───── Listed entries ─────
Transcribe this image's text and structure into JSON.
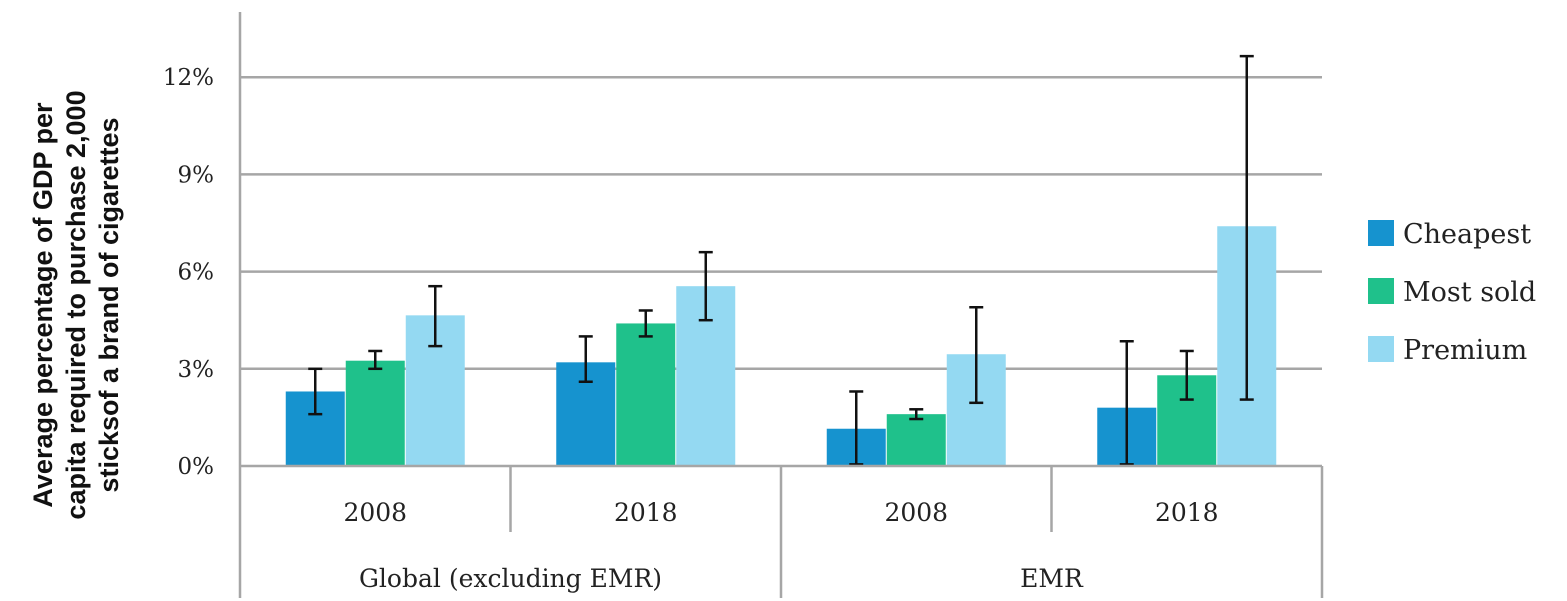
{
  "chart_data": {
    "type": "bar",
    "ylabel_lines": [
      "Average percentage of GDP per",
      "capita required to purchase 2,000",
      "sticksof a brand of cigarettes"
    ],
    "yticks": [
      "0%",
      "3%",
      "6%",
      "9%",
      "12%"
    ],
    "ytick_values": [
      0,
      3,
      6,
      9,
      12
    ],
    "ylim": [
      0,
      13.5
    ],
    "grid": true,
    "legend_position": "right",
    "groups": [
      {
        "label": "Global (excluding EMR)",
        "categories": [
          "2008",
          "2018"
        ]
      },
      {
        "label": "EMR",
        "categories": [
          "2008",
          "2018"
        ]
      }
    ],
    "categories": [
      "2008",
      "2018",
      "2008",
      "2018"
    ],
    "series": [
      {
        "name": "Cheapest",
        "color": "#1693cf",
        "values": [
          2.3,
          3.2,
          1.15,
          1.8
        ],
        "error_low": [
          1.6,
          2.6,
          0.05,
          0.05
        ],
        "error_high": [
          3.0,
          4.0,
          2.3,
          3.85
        ]
      },
      {
        "name": "Most sold",
        "color": "#1fc18b",
        "values": [
          3.25,
          4.4,
          1.6,
          2.8
        ],
        "error_low": [
          3.0,
          4.0,
          1.45,
          2.05
        ],
        "error_high": [
          3.55,
          4.8,
          1.75,
          3.55
        ]
      },
      {
        "name": "Premium",
        "color": "#94d9f2",
        "values": [
          4.65,
          5.55,
          3.45,
          7.4
        ],
        "error_low": [
          3.7,
          4.5,
          1.95,
          2.05
        ],
        "error_high": [
          5.55,
          6.6,
          4.9,
          12.65
        ]
      }
    ]
  }
}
─────
## Stated exercise
The listing above needs to be output again exactly. Don't include the pictures.

## In response
Transcribe this image's text and structure into JSON.
{
  "chart_data": {
    "type": "bar",
    "ylabel_lines": [
      "Average percentage of GDP per",
      "capita required to purchase 2,000",
      "sticksof a brand of cigarettes"
    ],
    "yticks": [
      "0%",
      "3%",
      "6%",
      "9%",
      "12%"
    ],
    "ytick_values": [
      0,
      3,
      6,
      9,
      12
    ],
    "ylim": [
      0,
      13.5
    ],
    "grid": true,
    "legend_position": "right",
    "groups": [
      {
        "label": "Global (excluding EMR)",
        "categories": [
          "2008",
          "2018"
        ]
      },
      {
        "label": "EMR",
        "categories": [
          "2008",
          "2018"
        ]
      }
    ],
    "categories": [
      "2008",
      "2018",
      "2008",
      "2018"
    ],
    "series": [
      {
        "name": "Cheapest",
        "color": "#1693cf",
        "values": [
          2.3,
          3.2,
          1.15,
          1.8
        ],
        "error_low": [
          1.6,
          2.6,
          0.05,
          0.05
        ],
        "error_high": [
          3.0,
          4.0,
          2.3,
          3.85
        ]
      },
      {
        "name": "Most sold",
        "color": "#1fc18b",
        "values": [
          3.25,
          4.4,
          1.6,
          2.8
        ],
        "error_low": [
          3.0,
          4.0,
          1.45,
          2.05
        ],
        "error_high": [
          3.55,
          4.8,
          1.75,
          3.55
        ]
      },
      {
        "name": "Premium",
        "color": "#94d9f2",
        "values": [
          4.65,
          5.55,
          3.45,
          7.4
        ],
        "error_low": [
          3.7,
          4.5,
          1.95,
          2.05
        ],
        "error_high": [
          5.55,
          6.6,
          4.9,
          12.65
        ]
      }
    ]
  }
}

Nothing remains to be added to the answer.